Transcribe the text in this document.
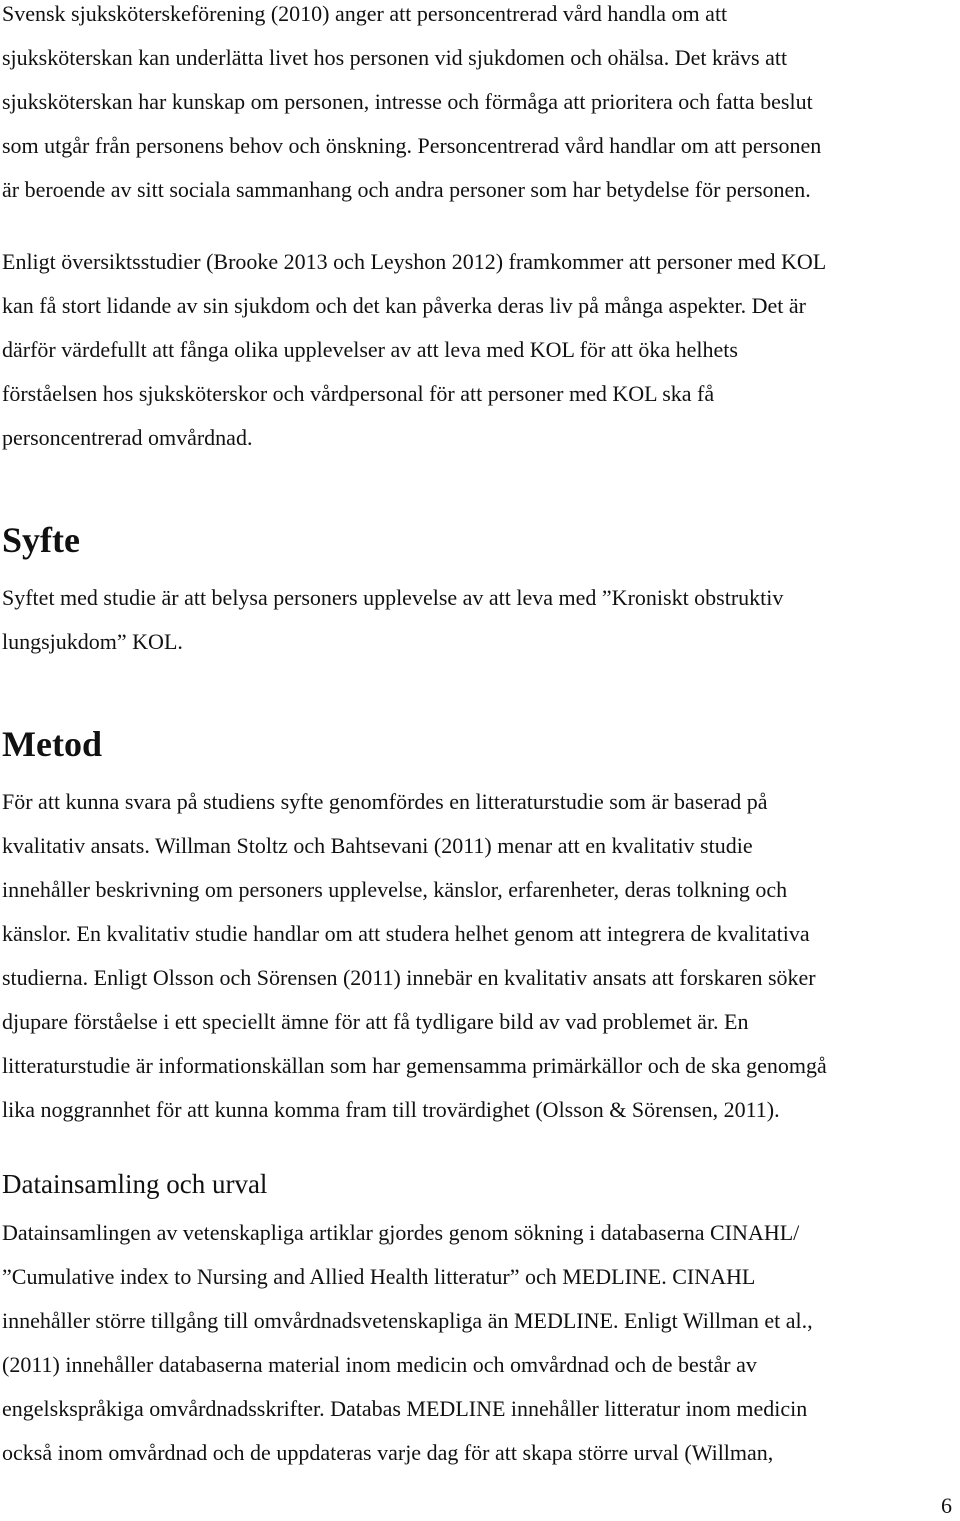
Svensk sjuksköterskeförening (2010) anger att personcentrerad vård handla om att
sjuksköterskan kan underlätta livet hos personen vid sjukdomen och ohälsa. Det krävs att
sjuksköterskan har kunskap om personen, intresse och förmåga att prioritera och fatta beslut
som utgår från personens behov och önskning. Personcentrerad vård handlar om att personen
är beroende av sitt sociala sammanhang och andra personer som har betydelse för personen.
Enligt översiktsstudier (Brooke 2013 och Leyshon 2012) framkommer att personer med KOL
kan få stort lidande av sin sjukdom och det kan påverka deras liv på många aspekter. Det är
därför värdefullt att fånga olika upplevelser av att leva med KOL för att öka helhets
förståelsen hos sjuksköterskor och vårdpersonal för att personer med KOL ska få
personcentrerad omvårdnad.
Syfte
Syftet med studie är att belysa personers upplevelse av att leva med ”Kroniskt obstruktiv
lungsjukdom” KOL.
Metod
För att kunna svara på studiens syfte genomfördes en litteraturstudie som är baserad på
kvalitativ ansats. Willman Stoltz och Bahtsevani (2011) menar att en kvalitativ studie
innehåller beskrivning om personers upplevelse, känslor, erfarenheter, deras tolkning och
känslor. En kvalitativ studie handlar om att studera helhet genom att integrera de kvalitativa
studierna. Enligt Olsson och Sörensen (2011) innebär en kvalitativ ansats att forskaren söker
djupare förståelse i ett speciellt ämne för att få tydligare bild av vad problemet är. En
litteraturstudie är informationskällan som har gemensamma primärkällor och de ska genomgå
lika noggrannhet för att kunna komma fram till trovärdighet (Olsson & Sörensen, 2011).
Datainsamling och urval
Datainsamlingen av vetenskapliga artiklar gjordes genom sökning i databaserna CINAHL/
”Cumulative index to Nursing and Allied Health litteratur” och MEDLINE. CINAHL
innehåller större tillgång till omvårdnadsvetenskapliga än MEDLINE. Enligt Willman et al.,
(2011) innehåller databaserna material inom medicin och omvårdnad och de består av
engelskspråkiga omvårdnadsskrifter. Databas MEDLINE innehåller litteratur inom medicin
också inom omvårdnad och de uppdateras varje dag för att skapa större urval (Willman,
6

● Task description
Output the full material above exactly, leaving every picture out.

● Output
Transcribe the text in this document.
Svensk sjuksköterskeförening (2010) anger att personcentrerad vård handla om att
sjuksköterskan kan underlätta livet hos personen vid sjukdomen och ohälsa. Det krävs att
sjuksköterskan har kunskap om personen, intresse och förmåga att prioritera och fatta beslut
som utgår från personens behov och önskning. Personcentrerad vård handlar om att personen
är beroende av sitt sociala sammanhang och andra personer som har betydelse för personen.
Enligt översiktsstudier (Brooke 2013 och Leyshon 2012) framkommer att personer med KOL
kan få stort lidande av sin sjukdom och det kan påverka deras liv på många aspekter. Det är
därför värdefullt att fånga olika upplevelser av att leva med KOL för att öka helhets
förståelsen hos sjuksköterskor och vårdpersonal för att personer med KOL ska få
personcentrerad omvårdnad.
Syfte
Syftet med studie är att belysa personers upplevelse av att leva med ”Kroniskt obstruktiv
lungsjukdom” KOL.
Metod
För att kunna svara på studiens syfte genomfördes en litteraturstudie som är baserad på
kvalitativ ansats. Willman Stoltz och Bahtsevani (2011) menar att en kvalitativ studie
innehåller beskrivning om personers upplevelse, känslor, erfarenheter, deras tolkning och
känslor. En kvalitativ studie handlar om att studera helhet genom att integrera de kvalitativa
studierna. Enligt Olsson och Sörensen (2011) innebär en kvalitativ ansats att forskaren söker
djupare förståelse i ett speciellt ämne för att få tydligare bild av vad problemet är. En
litteraturstudie är informationskällan som har gemensamma primärkällor och de ska genomgå
lika noggrannhet för att kunna komma fram till trovärdighet (Olsson & Sörensen, 2011).
Datainsamling och urval
Datainsamlingen av vetenskapliga artiklar gjordes genom sökning i databaserna CINAHL/
”Cumulative index to Nursing and Allied Health litteratur” och MEDLINE. CINAHL
innehåller större tillgång till omvårdnadsvetenskapliga än MEDLINE. Enligt Willman et al.,
(2011) innehåller databaserna material inom medicin och omvårdnad och de består av
engelskspråkiga omvårdnadsskrifter. Databas MEDLINE innehåller litteratur inom medicin
också inom omvårdnad och de uppdateras varje dag för att skapa större urval (Willman,
6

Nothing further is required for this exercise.